-- Start Material to process --

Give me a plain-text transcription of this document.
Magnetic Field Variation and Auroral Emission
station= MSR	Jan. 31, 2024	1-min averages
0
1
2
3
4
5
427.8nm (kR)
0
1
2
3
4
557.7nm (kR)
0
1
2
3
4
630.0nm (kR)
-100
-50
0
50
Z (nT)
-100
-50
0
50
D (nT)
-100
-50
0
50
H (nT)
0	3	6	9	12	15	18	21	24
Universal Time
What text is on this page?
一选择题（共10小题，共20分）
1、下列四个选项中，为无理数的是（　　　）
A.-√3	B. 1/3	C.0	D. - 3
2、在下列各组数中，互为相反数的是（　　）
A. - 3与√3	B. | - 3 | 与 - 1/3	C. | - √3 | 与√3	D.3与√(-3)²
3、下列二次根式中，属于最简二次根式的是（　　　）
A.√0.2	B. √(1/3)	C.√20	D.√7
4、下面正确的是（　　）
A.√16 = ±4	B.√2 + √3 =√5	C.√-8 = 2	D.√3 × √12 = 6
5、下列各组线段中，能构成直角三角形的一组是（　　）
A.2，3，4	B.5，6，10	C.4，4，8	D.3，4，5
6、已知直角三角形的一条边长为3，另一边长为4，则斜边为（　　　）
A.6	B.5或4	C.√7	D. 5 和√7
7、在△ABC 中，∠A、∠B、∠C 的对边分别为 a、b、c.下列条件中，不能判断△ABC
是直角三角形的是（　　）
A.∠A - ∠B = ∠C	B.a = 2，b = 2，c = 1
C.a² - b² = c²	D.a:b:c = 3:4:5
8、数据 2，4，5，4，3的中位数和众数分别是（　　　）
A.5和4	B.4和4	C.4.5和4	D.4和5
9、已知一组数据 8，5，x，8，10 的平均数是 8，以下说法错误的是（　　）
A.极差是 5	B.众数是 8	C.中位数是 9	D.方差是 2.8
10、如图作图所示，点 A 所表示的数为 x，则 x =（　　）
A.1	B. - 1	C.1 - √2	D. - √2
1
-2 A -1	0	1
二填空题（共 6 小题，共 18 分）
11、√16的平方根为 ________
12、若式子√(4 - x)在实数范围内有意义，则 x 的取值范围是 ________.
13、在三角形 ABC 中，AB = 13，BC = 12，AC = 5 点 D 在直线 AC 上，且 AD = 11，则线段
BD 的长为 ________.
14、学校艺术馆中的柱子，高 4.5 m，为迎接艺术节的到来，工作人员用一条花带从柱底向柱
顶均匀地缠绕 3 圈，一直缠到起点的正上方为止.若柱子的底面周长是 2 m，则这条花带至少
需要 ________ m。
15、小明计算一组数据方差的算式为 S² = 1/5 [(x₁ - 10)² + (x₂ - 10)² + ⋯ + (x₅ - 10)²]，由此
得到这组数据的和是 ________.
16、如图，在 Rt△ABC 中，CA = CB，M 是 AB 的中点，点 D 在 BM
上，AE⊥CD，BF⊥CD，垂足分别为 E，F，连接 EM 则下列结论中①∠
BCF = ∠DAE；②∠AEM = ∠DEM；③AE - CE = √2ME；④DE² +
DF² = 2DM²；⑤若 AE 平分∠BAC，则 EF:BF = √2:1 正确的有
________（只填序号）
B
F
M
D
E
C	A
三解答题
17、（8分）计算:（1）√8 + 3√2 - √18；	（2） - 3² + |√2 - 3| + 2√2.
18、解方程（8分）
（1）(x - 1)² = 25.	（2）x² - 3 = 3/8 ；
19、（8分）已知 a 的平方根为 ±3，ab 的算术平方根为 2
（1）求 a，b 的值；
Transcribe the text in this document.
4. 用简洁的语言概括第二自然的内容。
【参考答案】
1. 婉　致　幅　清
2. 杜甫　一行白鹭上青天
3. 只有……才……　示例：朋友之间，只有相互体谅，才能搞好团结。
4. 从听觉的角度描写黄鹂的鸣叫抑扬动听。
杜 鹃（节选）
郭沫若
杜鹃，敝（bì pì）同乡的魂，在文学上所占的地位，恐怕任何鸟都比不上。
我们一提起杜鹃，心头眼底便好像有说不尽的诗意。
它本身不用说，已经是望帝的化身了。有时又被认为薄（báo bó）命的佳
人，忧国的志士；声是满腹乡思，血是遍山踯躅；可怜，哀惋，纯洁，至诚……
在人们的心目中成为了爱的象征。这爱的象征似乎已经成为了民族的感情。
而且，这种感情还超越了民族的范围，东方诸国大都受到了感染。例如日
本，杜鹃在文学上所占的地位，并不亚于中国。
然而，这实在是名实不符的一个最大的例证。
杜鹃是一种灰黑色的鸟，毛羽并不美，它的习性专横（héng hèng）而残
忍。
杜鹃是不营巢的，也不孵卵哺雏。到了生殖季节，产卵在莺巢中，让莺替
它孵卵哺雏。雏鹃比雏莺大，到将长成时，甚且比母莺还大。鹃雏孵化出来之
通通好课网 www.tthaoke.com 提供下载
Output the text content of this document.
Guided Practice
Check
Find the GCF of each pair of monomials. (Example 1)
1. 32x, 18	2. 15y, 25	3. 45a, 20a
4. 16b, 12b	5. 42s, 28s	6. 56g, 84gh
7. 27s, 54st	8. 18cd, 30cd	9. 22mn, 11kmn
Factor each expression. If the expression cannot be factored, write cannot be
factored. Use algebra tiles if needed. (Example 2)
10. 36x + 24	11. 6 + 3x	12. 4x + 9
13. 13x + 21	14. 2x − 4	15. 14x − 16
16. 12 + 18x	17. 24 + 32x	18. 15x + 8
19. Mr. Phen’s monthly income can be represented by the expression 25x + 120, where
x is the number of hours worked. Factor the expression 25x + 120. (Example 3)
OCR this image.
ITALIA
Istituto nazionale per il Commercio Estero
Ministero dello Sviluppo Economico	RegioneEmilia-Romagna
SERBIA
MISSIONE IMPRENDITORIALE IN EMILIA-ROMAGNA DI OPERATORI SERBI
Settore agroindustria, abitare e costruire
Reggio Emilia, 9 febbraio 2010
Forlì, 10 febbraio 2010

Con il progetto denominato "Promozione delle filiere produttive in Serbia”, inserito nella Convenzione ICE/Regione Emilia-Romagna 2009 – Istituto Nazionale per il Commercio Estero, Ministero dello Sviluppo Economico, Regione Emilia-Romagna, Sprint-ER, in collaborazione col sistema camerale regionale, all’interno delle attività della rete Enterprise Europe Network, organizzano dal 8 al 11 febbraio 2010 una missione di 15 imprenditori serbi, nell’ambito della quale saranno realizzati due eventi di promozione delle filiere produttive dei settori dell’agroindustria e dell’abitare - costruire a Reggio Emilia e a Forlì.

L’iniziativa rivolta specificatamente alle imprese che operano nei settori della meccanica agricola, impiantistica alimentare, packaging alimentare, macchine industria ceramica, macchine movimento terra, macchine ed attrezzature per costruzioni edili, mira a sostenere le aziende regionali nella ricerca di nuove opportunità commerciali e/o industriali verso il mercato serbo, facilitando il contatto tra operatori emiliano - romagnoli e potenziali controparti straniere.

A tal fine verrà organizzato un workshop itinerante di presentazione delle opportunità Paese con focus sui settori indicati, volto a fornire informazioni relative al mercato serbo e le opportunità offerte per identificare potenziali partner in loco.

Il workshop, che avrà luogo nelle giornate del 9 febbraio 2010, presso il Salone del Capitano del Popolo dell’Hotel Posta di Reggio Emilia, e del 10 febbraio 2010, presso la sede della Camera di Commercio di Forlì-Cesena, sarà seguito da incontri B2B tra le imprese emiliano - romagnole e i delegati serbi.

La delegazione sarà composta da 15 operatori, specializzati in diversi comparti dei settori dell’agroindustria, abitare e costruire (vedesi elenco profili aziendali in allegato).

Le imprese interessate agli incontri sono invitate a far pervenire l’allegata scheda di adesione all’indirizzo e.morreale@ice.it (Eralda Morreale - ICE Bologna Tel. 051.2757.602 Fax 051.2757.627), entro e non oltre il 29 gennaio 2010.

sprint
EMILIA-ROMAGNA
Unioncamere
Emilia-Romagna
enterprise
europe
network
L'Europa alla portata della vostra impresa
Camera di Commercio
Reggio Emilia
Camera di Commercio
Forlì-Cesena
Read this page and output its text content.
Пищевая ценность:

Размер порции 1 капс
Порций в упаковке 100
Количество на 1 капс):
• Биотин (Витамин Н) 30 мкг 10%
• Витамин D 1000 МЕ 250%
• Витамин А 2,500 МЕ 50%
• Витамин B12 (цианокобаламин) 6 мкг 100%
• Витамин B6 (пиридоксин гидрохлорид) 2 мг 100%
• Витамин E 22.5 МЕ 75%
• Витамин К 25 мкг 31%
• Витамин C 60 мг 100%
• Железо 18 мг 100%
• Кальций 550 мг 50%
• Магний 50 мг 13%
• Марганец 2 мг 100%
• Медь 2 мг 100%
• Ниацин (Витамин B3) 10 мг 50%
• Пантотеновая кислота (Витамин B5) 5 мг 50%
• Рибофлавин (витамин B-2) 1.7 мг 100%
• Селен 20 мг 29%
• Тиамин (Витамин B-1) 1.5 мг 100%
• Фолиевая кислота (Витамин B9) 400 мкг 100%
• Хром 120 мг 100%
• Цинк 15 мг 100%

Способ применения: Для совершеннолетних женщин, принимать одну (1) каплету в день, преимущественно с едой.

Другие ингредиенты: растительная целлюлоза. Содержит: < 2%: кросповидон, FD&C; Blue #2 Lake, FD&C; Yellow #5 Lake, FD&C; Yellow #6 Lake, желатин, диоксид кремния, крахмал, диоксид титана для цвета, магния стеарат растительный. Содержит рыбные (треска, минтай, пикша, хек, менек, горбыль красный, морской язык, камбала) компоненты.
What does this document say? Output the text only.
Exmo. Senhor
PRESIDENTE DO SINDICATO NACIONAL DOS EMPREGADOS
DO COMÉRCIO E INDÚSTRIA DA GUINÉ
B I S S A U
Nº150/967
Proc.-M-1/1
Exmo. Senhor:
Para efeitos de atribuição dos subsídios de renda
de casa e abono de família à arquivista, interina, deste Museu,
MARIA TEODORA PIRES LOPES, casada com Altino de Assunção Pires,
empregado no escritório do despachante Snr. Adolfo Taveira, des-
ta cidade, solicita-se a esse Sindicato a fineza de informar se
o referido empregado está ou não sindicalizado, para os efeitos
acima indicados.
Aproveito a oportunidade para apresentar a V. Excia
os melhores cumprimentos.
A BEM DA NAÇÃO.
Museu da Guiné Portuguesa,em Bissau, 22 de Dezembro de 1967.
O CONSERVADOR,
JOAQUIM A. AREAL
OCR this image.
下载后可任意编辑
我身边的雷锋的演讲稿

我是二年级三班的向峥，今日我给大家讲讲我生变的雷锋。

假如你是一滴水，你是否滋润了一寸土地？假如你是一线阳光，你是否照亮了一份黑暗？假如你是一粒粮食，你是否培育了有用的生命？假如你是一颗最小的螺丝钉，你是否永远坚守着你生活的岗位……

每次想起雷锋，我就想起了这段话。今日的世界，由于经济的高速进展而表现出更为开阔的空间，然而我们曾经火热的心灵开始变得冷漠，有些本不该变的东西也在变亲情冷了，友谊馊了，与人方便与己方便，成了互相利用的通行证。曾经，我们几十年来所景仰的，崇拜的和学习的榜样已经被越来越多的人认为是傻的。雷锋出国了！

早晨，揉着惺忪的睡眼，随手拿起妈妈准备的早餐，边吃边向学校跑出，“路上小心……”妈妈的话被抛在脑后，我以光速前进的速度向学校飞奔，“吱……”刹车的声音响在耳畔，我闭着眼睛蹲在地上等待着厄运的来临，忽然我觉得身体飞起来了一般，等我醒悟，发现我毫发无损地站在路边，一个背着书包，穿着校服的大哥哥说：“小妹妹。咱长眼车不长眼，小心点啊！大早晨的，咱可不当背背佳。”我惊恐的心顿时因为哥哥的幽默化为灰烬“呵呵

-- End Material to process --

Goal:
Gather each line from the listing above that holds "кислота".

Task output:
• Пантотеновая кислота (Витамин B5) 5 мг 50%
• Фолиевая кислота (Витамин B9) 400 мкг 100%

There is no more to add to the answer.